(Stored data)
□ □ □

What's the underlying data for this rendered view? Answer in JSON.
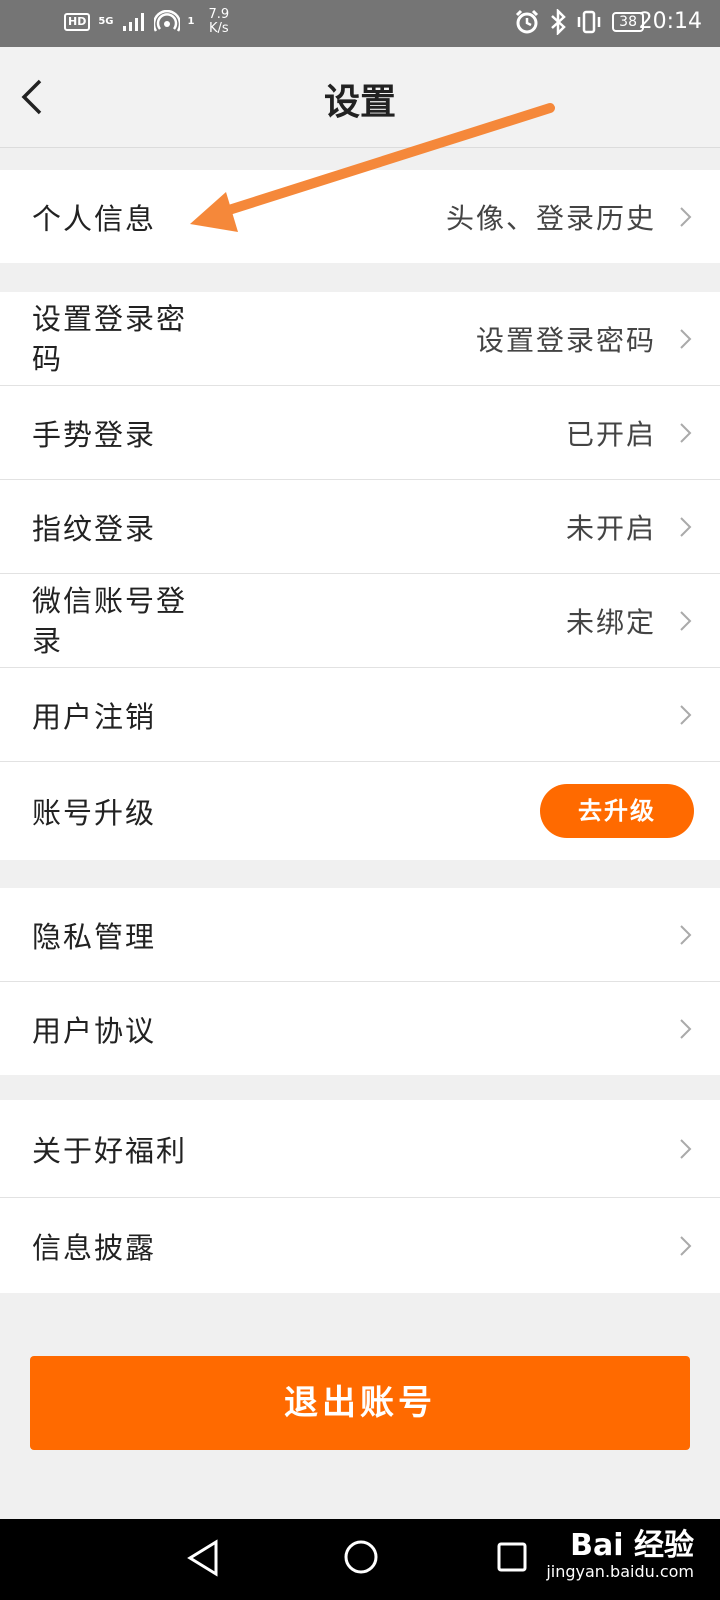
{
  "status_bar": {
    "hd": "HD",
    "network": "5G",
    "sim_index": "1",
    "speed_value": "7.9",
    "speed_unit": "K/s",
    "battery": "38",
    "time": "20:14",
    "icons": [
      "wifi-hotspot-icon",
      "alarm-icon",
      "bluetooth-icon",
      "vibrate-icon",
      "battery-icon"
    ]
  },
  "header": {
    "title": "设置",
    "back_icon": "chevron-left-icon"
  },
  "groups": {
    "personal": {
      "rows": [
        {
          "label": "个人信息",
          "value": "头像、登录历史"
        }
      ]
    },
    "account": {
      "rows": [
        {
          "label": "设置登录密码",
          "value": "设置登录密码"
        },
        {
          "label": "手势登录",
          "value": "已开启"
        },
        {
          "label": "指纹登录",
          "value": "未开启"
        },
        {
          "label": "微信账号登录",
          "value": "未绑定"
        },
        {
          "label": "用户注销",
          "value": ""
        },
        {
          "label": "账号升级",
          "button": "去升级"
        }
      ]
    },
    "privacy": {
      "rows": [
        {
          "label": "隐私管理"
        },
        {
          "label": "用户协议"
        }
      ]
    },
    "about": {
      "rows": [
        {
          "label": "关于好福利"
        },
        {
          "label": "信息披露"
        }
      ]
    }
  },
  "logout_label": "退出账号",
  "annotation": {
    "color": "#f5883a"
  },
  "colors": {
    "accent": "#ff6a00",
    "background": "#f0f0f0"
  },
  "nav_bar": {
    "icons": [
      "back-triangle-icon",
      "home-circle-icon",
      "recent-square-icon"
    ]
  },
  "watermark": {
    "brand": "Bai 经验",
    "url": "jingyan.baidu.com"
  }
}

□ □ □

▶ [Task requirements] Without the pictures, write out all of the material exactly.

▶ [The result]
What's the underlying data for this rendered view? Answer in JSON.
{
  "status_bar": {
    "hd": "HD",
    "network": "5G",
    "sim_index": "1",
    "speed_value": "7.9",
    "speed_unit": "K/s",
    "battery": "38",
    "time": "20:14",
    "icons": [
      "wifi-hotspot-icon",
      "alarm-icon",
      "bluetooth-icon",
      "vibrate-icon",
      "battery-icon"
    ]
  },
  "header": {
    "title": "设置",
    "back_icon": "chevron-left-icon"
  },
  "groups": {
    "personal": {
      "rows": [
        {
          "label": "个人信息",
          "value": "头像、登录历史"
        }
      ]
    },
    "account": {
      "rows": [
        {
          "label": "设置登录密码",
          "value": "设置登录密码"
        },
        {
          "label": "手势登录",
          "value": "已开启"
        },
        {
          "label": "指纹登录",
          "value": "未开启"
        },
        {
          "label": "微信账号登录",
          "value": "未绑定"
        },
        {
          "label": "用户注销",
          "value": ""
        },
        {
          "label": "账号升级",
          "button": "去升级"
        }
      ]
    },
    "privacy": {
      "rows": [
        {
          "label": "隐私管理"
        },
        {
          "label": "用户协议"
        }
      ]
    },
    "about": {
      "rows": [
        {
          "label": "关于好福利"
        },
        {
          "label": "信息披露"
        }
      ]
    }
  },
  "logout_label": "退出账号",
  "annotation": {
    "color": "#f5883a"
  },
  "colors": {
    "accent": "#ff6a00",
    "background": "#f0f0f0"
  },
  "nav_bar": {
    "icons": [
      "back-triangle-icon",
      "home-circle-icon",
      "recent-square-icon"
    ]
  },
  "watermark": {
    "brand": "Bai 经验",
    "url": "jingyan.baidu.com"
  }
}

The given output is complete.